Stated exercise: Reproduce every one of the entries below word for word, changing nothing.

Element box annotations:
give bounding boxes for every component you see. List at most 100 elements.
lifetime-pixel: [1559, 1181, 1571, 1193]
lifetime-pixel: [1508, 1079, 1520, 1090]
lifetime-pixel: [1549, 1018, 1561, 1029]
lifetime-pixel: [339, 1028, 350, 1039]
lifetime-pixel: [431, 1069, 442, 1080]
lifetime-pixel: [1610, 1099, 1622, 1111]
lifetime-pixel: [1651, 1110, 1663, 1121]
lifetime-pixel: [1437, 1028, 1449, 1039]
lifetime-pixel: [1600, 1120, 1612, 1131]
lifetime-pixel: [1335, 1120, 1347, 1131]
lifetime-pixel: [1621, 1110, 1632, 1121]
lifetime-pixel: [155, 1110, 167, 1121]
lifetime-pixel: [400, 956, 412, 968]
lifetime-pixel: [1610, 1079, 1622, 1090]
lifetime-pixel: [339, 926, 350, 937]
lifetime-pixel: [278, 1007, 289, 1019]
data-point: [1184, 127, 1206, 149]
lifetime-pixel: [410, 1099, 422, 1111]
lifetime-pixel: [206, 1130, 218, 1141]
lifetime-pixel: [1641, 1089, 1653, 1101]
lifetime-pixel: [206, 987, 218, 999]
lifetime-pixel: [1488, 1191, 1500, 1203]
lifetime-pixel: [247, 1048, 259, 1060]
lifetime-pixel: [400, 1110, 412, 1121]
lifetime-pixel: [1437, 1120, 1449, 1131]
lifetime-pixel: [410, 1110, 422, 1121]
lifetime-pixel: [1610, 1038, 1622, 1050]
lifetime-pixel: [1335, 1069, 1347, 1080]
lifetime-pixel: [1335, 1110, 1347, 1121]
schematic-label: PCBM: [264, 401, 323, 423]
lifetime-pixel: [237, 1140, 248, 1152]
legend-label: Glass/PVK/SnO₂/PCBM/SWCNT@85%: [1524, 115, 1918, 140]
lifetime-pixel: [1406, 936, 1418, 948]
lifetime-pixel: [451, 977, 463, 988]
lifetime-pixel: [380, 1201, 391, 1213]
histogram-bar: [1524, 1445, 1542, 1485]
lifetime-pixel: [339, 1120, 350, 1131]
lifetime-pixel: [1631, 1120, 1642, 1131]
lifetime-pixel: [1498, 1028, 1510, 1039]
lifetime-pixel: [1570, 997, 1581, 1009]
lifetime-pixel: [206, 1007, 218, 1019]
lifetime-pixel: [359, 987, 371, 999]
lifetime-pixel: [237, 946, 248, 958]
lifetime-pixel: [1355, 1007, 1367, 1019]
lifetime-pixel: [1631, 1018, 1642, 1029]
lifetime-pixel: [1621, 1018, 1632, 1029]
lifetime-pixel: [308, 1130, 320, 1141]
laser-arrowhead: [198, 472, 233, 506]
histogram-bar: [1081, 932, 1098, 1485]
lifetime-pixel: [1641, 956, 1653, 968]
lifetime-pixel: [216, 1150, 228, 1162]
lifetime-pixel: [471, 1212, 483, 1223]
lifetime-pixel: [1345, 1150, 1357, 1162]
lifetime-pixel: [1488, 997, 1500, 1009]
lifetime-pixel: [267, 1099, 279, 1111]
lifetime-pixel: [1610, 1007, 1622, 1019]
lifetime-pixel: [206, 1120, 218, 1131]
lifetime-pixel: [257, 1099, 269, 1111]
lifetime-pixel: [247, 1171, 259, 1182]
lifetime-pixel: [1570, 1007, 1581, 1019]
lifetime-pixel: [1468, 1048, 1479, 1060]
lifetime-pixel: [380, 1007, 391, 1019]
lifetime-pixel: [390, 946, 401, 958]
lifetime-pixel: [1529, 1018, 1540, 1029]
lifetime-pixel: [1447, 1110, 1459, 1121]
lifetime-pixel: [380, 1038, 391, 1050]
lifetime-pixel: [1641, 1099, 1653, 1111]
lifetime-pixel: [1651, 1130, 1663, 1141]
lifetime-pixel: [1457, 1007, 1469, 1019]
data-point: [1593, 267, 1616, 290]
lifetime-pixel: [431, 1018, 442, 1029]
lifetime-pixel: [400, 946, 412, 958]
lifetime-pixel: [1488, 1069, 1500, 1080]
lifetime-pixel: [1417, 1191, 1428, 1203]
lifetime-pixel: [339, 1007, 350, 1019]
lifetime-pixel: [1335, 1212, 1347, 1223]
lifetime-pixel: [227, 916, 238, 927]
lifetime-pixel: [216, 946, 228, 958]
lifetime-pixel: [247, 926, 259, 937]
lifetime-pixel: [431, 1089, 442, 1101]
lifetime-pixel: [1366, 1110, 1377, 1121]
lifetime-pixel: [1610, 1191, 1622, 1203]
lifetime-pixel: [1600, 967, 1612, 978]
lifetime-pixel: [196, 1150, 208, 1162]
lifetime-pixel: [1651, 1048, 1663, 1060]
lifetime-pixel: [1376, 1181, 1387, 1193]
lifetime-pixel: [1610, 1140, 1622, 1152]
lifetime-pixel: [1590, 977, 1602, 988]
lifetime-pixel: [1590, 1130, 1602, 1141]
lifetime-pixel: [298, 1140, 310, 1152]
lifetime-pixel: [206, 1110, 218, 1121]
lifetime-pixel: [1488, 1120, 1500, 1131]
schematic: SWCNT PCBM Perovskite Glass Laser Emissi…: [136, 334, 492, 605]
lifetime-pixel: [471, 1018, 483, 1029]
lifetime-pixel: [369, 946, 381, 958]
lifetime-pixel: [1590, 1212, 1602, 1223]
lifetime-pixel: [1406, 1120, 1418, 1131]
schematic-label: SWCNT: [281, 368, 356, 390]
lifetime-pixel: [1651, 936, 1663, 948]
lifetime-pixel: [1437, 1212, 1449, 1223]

The output:
give bounding boxes for every component you see. List at most 100 elements.
lifetime-pixel: [1559, 1181, 1571, 1193]
lifetime-pixel: [1508, 1079, 1520, 1090]
lifetime-pixel: [1549, 1018, 1561, 1029]
lifetime-pixel: [339, 1028, 350, 1039]
lifetime-pixel: [431, 1069, 442, 1080]
lifetime-pixel: [1610, 1099, 1622, 1111]
lifetime-pixel: [1651, 1110, 1663, 1121]
lifetime-pixel: [1437, 1028, 1449, 1039]
lifetime-pixel: [1600, 1120, 1612, 1131]
lifetime-pixel: [1335, 1120, 1347, 1131]
lifetime-pixel: [1621, 1110, 1632, 1121]
lifetime-pixel: [155, 1110, 167, 1121]
lifetime-pixel: [400, 956, 412, 968]
lifetime-pixel: [1610, 1079, 1622, 1090]
lifetime-pixel: [339, 926, 350, 937]
lifetime-pixel: [278, 1007, 289, 1019]
data-point: [1184, 127, 1206, 149]
lifetime-pixel: [410, 1099, 422, 1111]
lifetime-pixel: [206, 1130, 218, 1141]
lifetime-pixel: [1641, 1089, 1653, 1101]
lifetime-pixel: [206, 987, 218, 999]
lifetime-pixel: [1488, 1191, 1500, 1203]
lifetime-pixel: [247, 1048, 259, 1060]
lifetime-pixel: [400, 1110, 412, 1121]
lifetime-pixel: [1437, 1120, 1449, 1131]
lifetime-pixel: [410, 1110, 422, 1121]
lifetime-pixel: [1610, 1038, 1622, 1050]
lifetime-pixel: [1335, 1069, 1347, 1080]
lifetime-pixel: [1335, 1110, 1347, 1121]
schematic-label: PCBM: [264, 401, 323, 423]
lifetime-pixel: [237, 1140, 248, 1152]
legend-label: Glass/PVK/SnO₂/PCBM/SWCNT@85%: [1524, 115, 1918, 140]
lifetime-pixel: [1406, 936, 1418, 948]
lifetime-pixel: [451, 977, 463, 988]
lifetime-pixel: [380, 1201, 391, 1213]
histogram-bar: [1524, 1445, 1542, 1485]
lifetime-pixel: [339, 1120, 350, 1131]
lifetime-pixel: [1631, 1120, 1642, 1131]
lifetime-pixel: [1498, 1028, 1510, 1039]
lifetime-pixel: [1570, 997, 1581, 1009]
lifetime-pixel: [206, 1007, 218, 1019]
lifetime-pixel: [359, 987, 371, 999]
lifetime-pixel: [237, 946, 248, 958]
lifetime-pixel: [1355, 1007, 1367, 1019]
lifetime-pixel: [1631, 1018, 1642, 1029]
lifetime-pixel: [1621, 1018, 1632, 1029]
lifetime-pixel: [308, 1130, 320, 1141]
laser-arrowhead: [198, 472, 233, 506]
histogram-bar: [1081, 932, 1098, 1485]
lifetime-pixel: [1641, 956, 1653, 968]
lifetime-pixel: [216, 1150, 228, 1162]
lifetime-pixel: [471, 1212, 483, 1223]
lifetime-pixel: [1345, 1150, 1357, 1162]
lifetime-pixel: [1488, 997, 1500, 1009]
lifetime-pixel: [267, 1099, 279, 1111]
lifetime-pixel: [1610, 1007, 1622, 1019]
lifetime-pixel: [206, 1120, 218, 1131]
lifetime-pixel: [257, 1099, 269, 1111]
lifetime-pixel: [247, 1171, 259, 1182]
lifetime-pixel: [1570, 1007, 1581, 1019]
lifetime-pixel: [1468, 1048, 1479, 1060]
lifetime-pixel: [380, 1007, 391, 1019]
lifetime-pixel: [390, 946, 401, 958]
lifetime-pixel: [1529, 1018, 1540, 1029]
lifetime-pixel: [1447, 1110, 1459, 1121]
lifetime-pixel: [380, 1038, 391, 1050]
lifetime-pixel: [1641, 1099, 1653, 1111]
lifetime-pixel: [1651, 1130, 1663, 1141]
lifetime-pixel: [1457, 1007, 1469, 1019]
data-point: [1593, 267, 1616, 290]
lifetime-pixel: [431, 1018, 442, 1029]
lifetime-pixel: [400, 946, 412, 958]
lifetime-pixel: [1488, 1069, 1500, 1080]
lifetime-pixel: [1417, 1191, 1428, 1203]
lifetime-pixel: [339, 1007, 350, 1019]
lifetime-pixel: [1335, 1212, 1347, 1223]
lifetime-pixel: [227, 916, 238, 927]
lifetime-pixel: [216, 946, 228, 958]
lifetime-pixel: [247, 926, 259, 937]
lifetime-pixel: [431, 1089, 442, 1101]
lifetime-pixel: [1366, 1110, 1377, 1121]
lifetime-pixel: [1610, 1191, 1622, 1203]
lifetime-pixel: [1600, 967, 1612, 978]
lifetime-pixel: [196, 1150, 208, 1162]
lifetime-pixel: [1651, 1048, 1663, 1060]
lifetime-pixel: [1376, 1181, 1387, 1193]
lifetime-pixel: [1610, 1140, 1622, 1152]
lifetime-pixel: [1590, 977, 1602, 988]
lifetime-pixel: [1590, 1130, 1602, 1141]
lifetime-pixel: [298, 1140, 310, 1152]
lifetime-pixel: [206, 1110, 218, 1121]
lifetime-pixel: [1488, 1120, 1500, 1131]
schematic: SWCNT PCBM Perovskite Glass Laser Emissi…: [136, 334, 492, 605]
lifetime-pixel: [471, 1018, 483, 1029]
lifetime-pixel: [369, 946, 381, 958]
lifetime-pixel: [1590, 1212, 1602, 1223]
lifetime-pixel: [1406, 1120, 1418, 1131]
schematic-label: SWCNT: [281, 368, 356, 390]
lifetime-pixel: [1651, 936, 1663, 948]
lifetime-pixel: [1437, 1212, 1449, 1223]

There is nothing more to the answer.